** start of Reading passage **

So Vulcan Materials is an aggregate concrete and asphalt producer. So we have locations and facilities from California to the East Coast, mainly the southern part of the United States. So that means that Vulcan owns material quarries for that rock and that sand produces that. And then we also have concrete plants in the California area, in the Virginia, DC area, and then also in Texas, and then we have asphalt plants that are scattered throughout the United States as well. Central Concrete is the concrete producer subsidiary that we have specifically in Northern California. So that's pretty much throughout the San Francisco Bay Area and then going up towards Sacramento and Napa markets as well in Northern California.

(20:16):

And so my research lab is actually located in San Jose at Central Concrete's main office. So while I work with all of our various concrete subsidiaries being located, right here with Central means that I usually work most closely with them, and my role here has been not only to really manage the day-to-day operations of the research lab and the projects that we're doing and collaborate with startup companies and other companies that have technologies for us to consider looking at, but to also work with the design community, with architects and engineers. And that's been a really cool way to incorporate my civil engineering background to be able to work alongside of them because in a normal construction sort of setup or structure, we don't usually have direct contact with the architect or the engineer.

(21:04):

You've got the architect and the engineer, you've got a general contractor on the job, then sometimes the subcontractor that's actually placing the concrete and that subcontractor would be buying the concrete from us. Sometimes the general contractor is the one buying the concrete, but everything goes through them. But the designers are the ones that set the specifications for the project and set certain criteria for what the concrete needs to meet. And so our sales team is the one that's interacting with our customers, so those are the contractors. And so there's no real direct interaction with the designers unless we try to do that through my team.

** end of Reading passage **
** start of Dataset records **

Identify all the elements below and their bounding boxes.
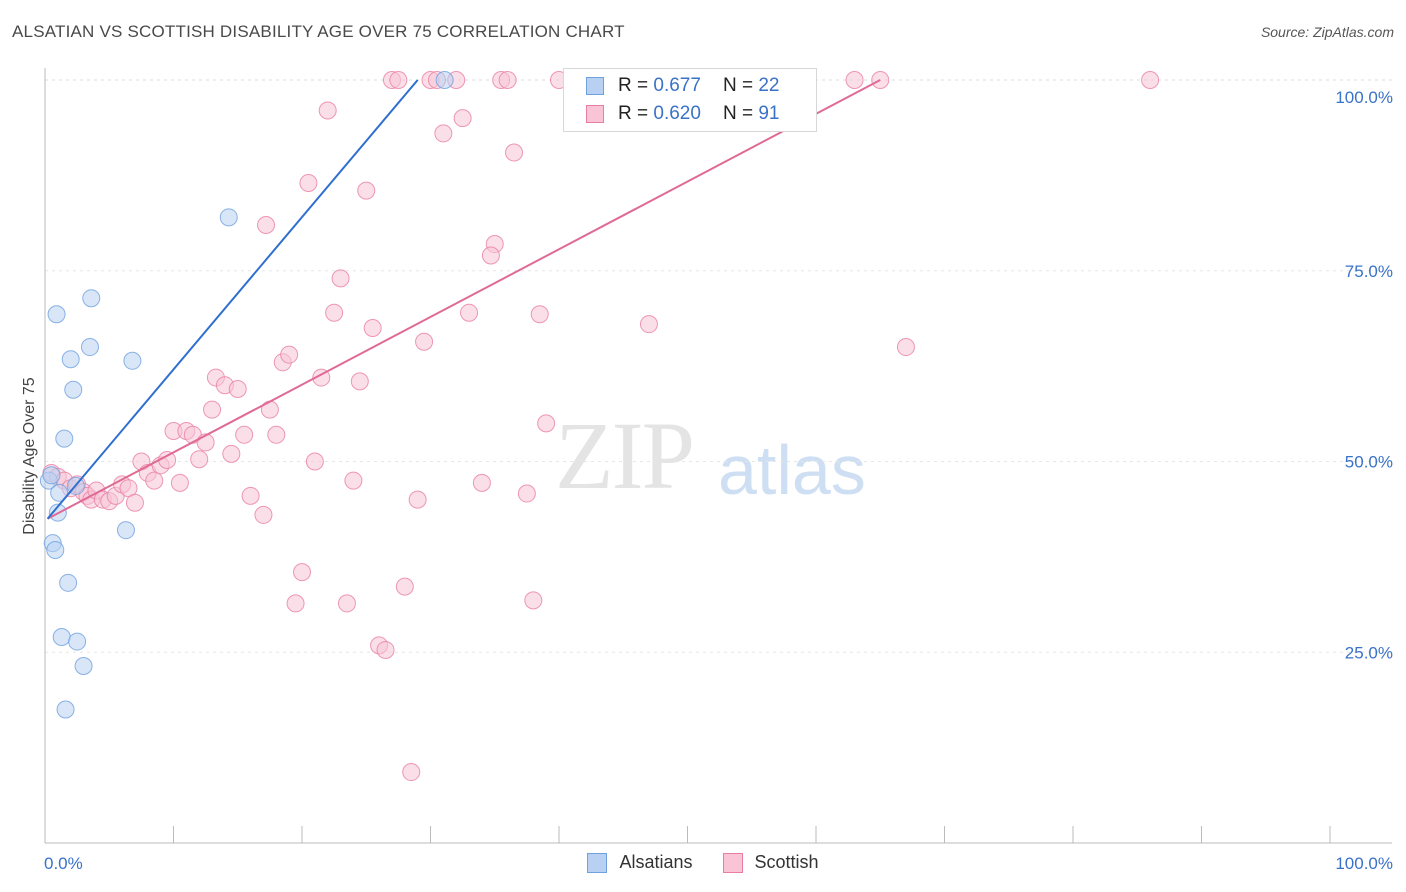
scottish-point	[280, 345, 299, 364]
scottish-swatch	[586, 105, 604, 123]
alsatians-swatch	[587, 852, 608, 873]
scottish-point	[125, 493, 144, 512]
alsatians-point	[74, 656, 93, 675]
series-legend: Alsatians Scottish	[0, 852, 1406, 873]
scottish-point	[896, 338, 915, 357]
scottish-point	[357, 181, 376, 200]
scottish-point	[337, 594, 356, 613]
r-label: R =	[618, 75, 649, 96]
scottish-point	[257, 215, 276, 234]
legend-row-scottish: R = 0.620 N = 91	[586, 102, 779, 126]
n-value: 91	[758, 103, 780, 124]
scottish-point	[286, 594, 305, 613]
alsatians-swatch	[586, 77, 604, 95]
scottish-point	[481, 246, 500, 265]
scottish-point	[190, 450, 209, 469]
watermark-zip: ZIP	[555, 402, 695, 509]
y-tick-label: 50.0%	[1345, 453, 1393, 472]
alsatians-point	[435, 71, 454, 89]
alsatians-point	[47, 305, 66, 324]
alsatians-point	[46, 541, 65, 560]
scottish-point	[344, 471, 363, 490]
legend-row-alsatians: R = 0.677 N = 22	[586, 74, 779, 98]
scottish-point	[408, 490, 427, 509]
scottish-point	[434, 124, 453, 143]
scottish-point	[254, 505, 273, 524]
legend-label: Scottish	[754, 852, 819, 872]
scottish-point	[222, 444, 241, 463]
scottish-point	[498, 71, 517, 89]
alsatians-point	[50, 483, 69, 502]
scottish-point	[170, 473, 189, 492]
scottish-point	[299, 174, 318, 193]
scottish-point	[325, 303, 344, 322]
scottish-point	[639, 315, 658, 334]
scottish-point	[350, 372, 369, 391]
alsatians-point	[219, 208, 238, 227]
alsatians-point	[80, 338, 99, 357]
alsatians-point	[61, 350, 80, 369]
alsatians-point	[42, 466, 61, 485]
scottish-point	[241, 486, 260, 505]
scottish-point	[530, 305, 549, 324]
alsatians-point	[82, 289, 101, 308]
scottish-point	[402, 763, 421, 782]
scottish-point	[517, 484, 536, 503]
scottish-point	[415, 332, 434, 351]
alsatians-trend-line	[46, 79, 419, 520]
alsatians-point	[123, 351, 142, 370]
scottish-point	[267, 425, 286, 444]
scottish-point	[331, 269, 350, 288]
scottish-point	[1141, 71, 1160, 89]
scottish-point	[845, 71, 864, 89]
scottish-point	[505, 143, 524, 162]
x-tick-label: 0.0%	[44, 854, 83, 873]
y-tick-label: 75.0%	[1345, 262, 1393, 281]
y-tick-label: 100.0%	[1335, 88, 1393, 107]
watermark-atlas: atlas	[718, 431, 866, 509]
scottish-point	[395, 577, 414, 596]
x-tick-label: 100.0%	[1335, 854, 1393, 873]
alsatians-point	[64, 380, 83, 399]
scottish-point	[318, 101, 337, 120]
y-tick-label: 25.0%	[1345, 643, 1393, 662]
scottish-point	[235, 425, 254, 444]
alsatians-point	[55, 429, 74, 448]
alsatians-point	[56, 700, 75, 719]
scottish-point	[228, 380, 247, 399]
scottish-point	[145, 471, 164, 490]
scottish-swatch	[722, 852, 743, 873]
source-label: Source: ZipAtlas.com	[1260, 24, 1394, 40]
legend-item-scottish[interactable]: Scottish	[722, 852, 819, 873]
alsatians-point	[59, 573, 78, 592]
n-label: N =	[722, 75, 754, 96]
scottish-trend-line	[47, 79, 881, 520]
r-label: R =	[618, 103, 649, 124]
n-value: 22	[758, 75, 780, 96]
alsatians-point	[68, 632, 87, 651]
scottish-point	[453, 109, 472, 128]
scottish-point	[524, 591, 543, 610]
scottish-point	[376, 640, 395, 659]
alsatians-point	[52, 627, 71, 646]
scottish-point	[472, 473, 491, 492]
scottish-point	[537, 414, 556, 433]
scottish-point	[305, 452, 324, 471]
scottish-point	[203, 400, 222, 419]
r-value: 0.620	[653, 103, 701, 124]
scottish-point	[389, 71, 408, 89]
chart-title: ALSATIAN VS SCOTTISH DISABILITY AGE OVER…	[12, 22, 625, 41]
correlation-legend: R = 0.677 N = 22 R = 0.620 N = 91	[563, 68, 817, 132]
n-label: N =	[722, 103, 754, 124]
scottish-point	[293, 563, 311, 582]
scottish-point	[460, 303, 479, 322]
alsatians-point	[116, 521, 135, 540]
legend-label: Alsatians	[619, 852, 693, 872]
legend-item-alsatians[interactable]: Alsatians	[587, 852, 693, 873]
scottish-point	[363, 318, 382, 337]
r-value: 0.677	[653, 75, 701, 96]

** end of Dataset records **

#### [What to work on]
• A. Check each statement against the transcript about Vulcan Materials and Central Concrete, and answer yes or no for each, quoting the words that decide it. (i) The research lab is located in Sacramento. (ii) Vulcan has concrete plants in Texas. (iii) The sales team deals mainly with architects and engineers.
• B. Write out a passage from the Vulcan Materials and Central Concrete transcript word for word. Begin at the words "And so my research" and stop after "or the engineer.".
• C. Continue the transcript about Vulcan Materials and Central Concrete from the point where it stops.
The records were taken from a different source than the transcript.

#### [Results]
• A.
(i) No: "my research lab is actually located in San Jose at Central Concrete's main office."
(ii) Yes: "we also have concrete plants in the California area, in the Virginia, DC area, and then also in Texas"
(iii) No: "our sales team is the one that's interacting with our customers, so those are the contractors."

• B.
And so my research lab is actually located in San Jose at Central Concrete's main office. So while I work with all of our various concrete subsidiaries being located, right here with Central means that I usually work most closely with them, and my role here has been not only to really manage the day-to-day operations of the research lab and the projects that we're doing and collaborate with startup companies and other companies that have technologies for us to consider looking at, but to also work with the design community, with architects and engineers. And that's been a really cool way to incorporate my civil engineering background to be able to work alongside of them because in a normal construction sort of setup or structure, we don't usually have direct contact with the architect or the engineer.

• C.
(21:36):

So being here has been really cool because I get to be part of a pretty robust technical team. We've got both myself and Patrick Fraley, our quality assurance director, our professional engineers, and then we also have Juan Gonzalez, who's our sustainability manager, who also has a civil engineering background. And the three of us kind of work as a technical team together in reaching out to architects and engineers, collaborating with them, letting them know what we can do on the concrete material side so that projects can really be set up knowing how they can achieve low carbon or how they can make the most of the concrete for that project.

Yin Lu (22:12):

Hey everyone, I'm Yin a partner at MCJ Collective here to take a quick minute to tell you about our MCJ membership community, which was born out of a collective thirst for peer-to-peer learning and doing that goes beyond just listening to the podcast. We started in 2019 and have grown to thousands of members globally. Each week we're inspired by people who join with different backgrounds and points of view. What we all share is a deep curiosity to learn and a bias to action around ways to accelerate solutions to climate change. Some awesome initiatives have come out of the community.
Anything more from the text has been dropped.